↓

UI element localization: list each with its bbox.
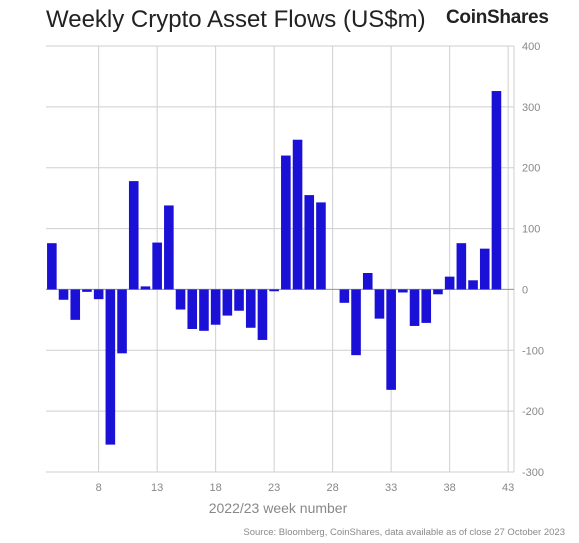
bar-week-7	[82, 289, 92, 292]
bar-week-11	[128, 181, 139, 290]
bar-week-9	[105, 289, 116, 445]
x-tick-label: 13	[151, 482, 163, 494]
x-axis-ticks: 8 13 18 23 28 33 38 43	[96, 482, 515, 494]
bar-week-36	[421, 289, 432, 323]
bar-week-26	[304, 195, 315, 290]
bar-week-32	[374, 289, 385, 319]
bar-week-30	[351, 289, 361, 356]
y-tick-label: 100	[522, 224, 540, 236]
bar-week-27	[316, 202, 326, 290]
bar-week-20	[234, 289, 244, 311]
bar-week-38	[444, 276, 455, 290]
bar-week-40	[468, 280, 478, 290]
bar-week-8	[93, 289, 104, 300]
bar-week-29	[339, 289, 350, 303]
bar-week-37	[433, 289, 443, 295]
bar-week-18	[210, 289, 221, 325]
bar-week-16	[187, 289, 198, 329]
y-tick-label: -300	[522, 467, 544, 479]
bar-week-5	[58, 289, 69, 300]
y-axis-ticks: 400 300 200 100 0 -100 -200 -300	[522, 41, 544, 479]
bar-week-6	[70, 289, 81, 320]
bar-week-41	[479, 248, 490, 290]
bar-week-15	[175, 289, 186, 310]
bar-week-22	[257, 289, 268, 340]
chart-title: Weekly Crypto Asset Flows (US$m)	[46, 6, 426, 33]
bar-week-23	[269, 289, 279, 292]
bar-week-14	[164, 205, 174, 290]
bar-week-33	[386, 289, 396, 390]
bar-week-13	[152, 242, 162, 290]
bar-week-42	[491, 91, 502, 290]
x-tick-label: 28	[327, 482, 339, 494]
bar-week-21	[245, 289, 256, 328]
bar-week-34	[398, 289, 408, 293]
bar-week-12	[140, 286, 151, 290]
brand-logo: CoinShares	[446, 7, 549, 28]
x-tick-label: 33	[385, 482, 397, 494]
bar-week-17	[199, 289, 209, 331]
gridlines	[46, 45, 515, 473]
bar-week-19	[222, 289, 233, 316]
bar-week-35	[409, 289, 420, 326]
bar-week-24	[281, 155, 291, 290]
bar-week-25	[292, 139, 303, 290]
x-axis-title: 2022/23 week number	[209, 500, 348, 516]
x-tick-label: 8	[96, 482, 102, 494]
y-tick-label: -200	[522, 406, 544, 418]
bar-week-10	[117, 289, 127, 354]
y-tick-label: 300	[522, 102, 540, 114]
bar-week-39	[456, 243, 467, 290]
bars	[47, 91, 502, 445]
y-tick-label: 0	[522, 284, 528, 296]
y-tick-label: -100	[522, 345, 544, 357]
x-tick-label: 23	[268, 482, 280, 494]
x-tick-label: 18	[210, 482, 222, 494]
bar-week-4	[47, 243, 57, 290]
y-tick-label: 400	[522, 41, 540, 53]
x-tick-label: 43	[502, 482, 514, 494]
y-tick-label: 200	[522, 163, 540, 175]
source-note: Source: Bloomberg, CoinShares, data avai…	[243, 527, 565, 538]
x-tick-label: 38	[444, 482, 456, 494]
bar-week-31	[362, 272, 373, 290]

↑
↓

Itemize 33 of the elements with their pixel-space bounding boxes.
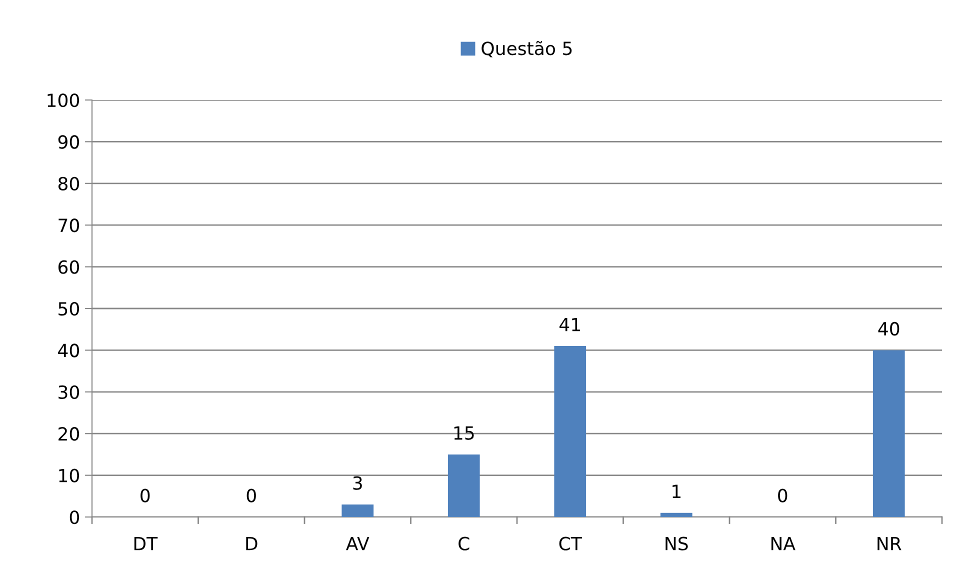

↑

### Directions for this task
Can you convert the item lines, from the line with "UI element localization: list" to the line with "45, 515, 473]", into a Markdown table with the columns Row and Line, numbering each row and skipping blank lines? Leave the pictures out of the answer.

### Exercise response
| Row | Line |
|---|---|
| 1 | UI element localization: list each with its bbox. |
| 2 | bar-week-7	[82, 289, 92, 292] |
| 3 | bar-week-11	[128, 181, 139, 290] |
| 4 | bar-week-9	[105, 289, 116, 445] |
| 5 | x-tick-label: 13	[151, 482, 163, 494] |
| 6 | x-axis-ticks: 8 13 18 23 28 33 38 43	[96, 482, 515, 494] |
| 7 | bar-week-36	[421, 289, 432, 323] |
| 8 | bar-week-26	[304, 195, 315, 290] |
| 9 | bar-week-32	[374, 289, 385, 319] |
| 10 | bar-week-30	[351, 289, 361, 356] |
| 11 | y-tick-label: 100	[522, 224, 540, 236] |
| 12 | bar-week-27	[316, 202, 326, 290] |
| 13 | bar-week-20	[234, 289, 244, 311] |
| 14 | bar-week-38	[444, 276, 455, 290] |
| 15 | bar-week-40	[468, 280, 478, 290] |
| 16 | bar-week-8	[93, 289, 104, 300] |
| 17 | bar-week-29	[339, 289, 350, 303] |
| 18 | bar-week-37	[433, 289, 443, 295] |
| 19 | bar-week-18	[210, 289, 221, 325] |
| 20 | bar-week-16	[187, 289, 198, 329] |
| 21 | y-tick-label: -300	[522, 467, 544, 479] |
| 22 | bar-week-5	[58, 289, 69, 300] |
| 23 | y-axis-ticks: 400 300 200 100 0 -100 -200 -300	[522, 41, 544, 479] |
| 24 | bar-week-6	[70, 289, 81, 320] |
| 25 | bar-week-41	[479, 248, 490, 290] |
| 26 | bar-week-15	[175, 289, 186, 310] |
| 27 | bar-week-22	[257, 289, 268, 340] |
| 28 | chart-title: Weekly Crypto Asset Flows (US$m)	[46, 6, 426, 33] |
| 29 | bar-week-23	[269, 289, 279, 292] |
| 30 | bar-week-14	[164, 205, 174, 290] |
| 31 | bar-week-33	[386, 289, 396, 390] |
| 32 | bar-week-13	[152, 242, 162, 290] |
| 33 | bar-week-42	[491, 91, 502, 290] |
| 34 | x-tick-label: 28	[327, 482, 339, 494] |
| 35 | bar-week-21	[245, 289, 256, 328] |
| 36 | bar-week-34	[398, 289, 408, 293] |
| 37 | bar-week-12	[140, 286, 151, 290] |
| 38 | brand-logo: CoinShares	[446, 7, 549, 28] |
| 39 | x-tick-label: 33	[385, 482, 397, 494] |
| 40 | bar-week-17	[199, 289, 209, 331] |
| 41 | gridlines	[46, 45, 515, 473] |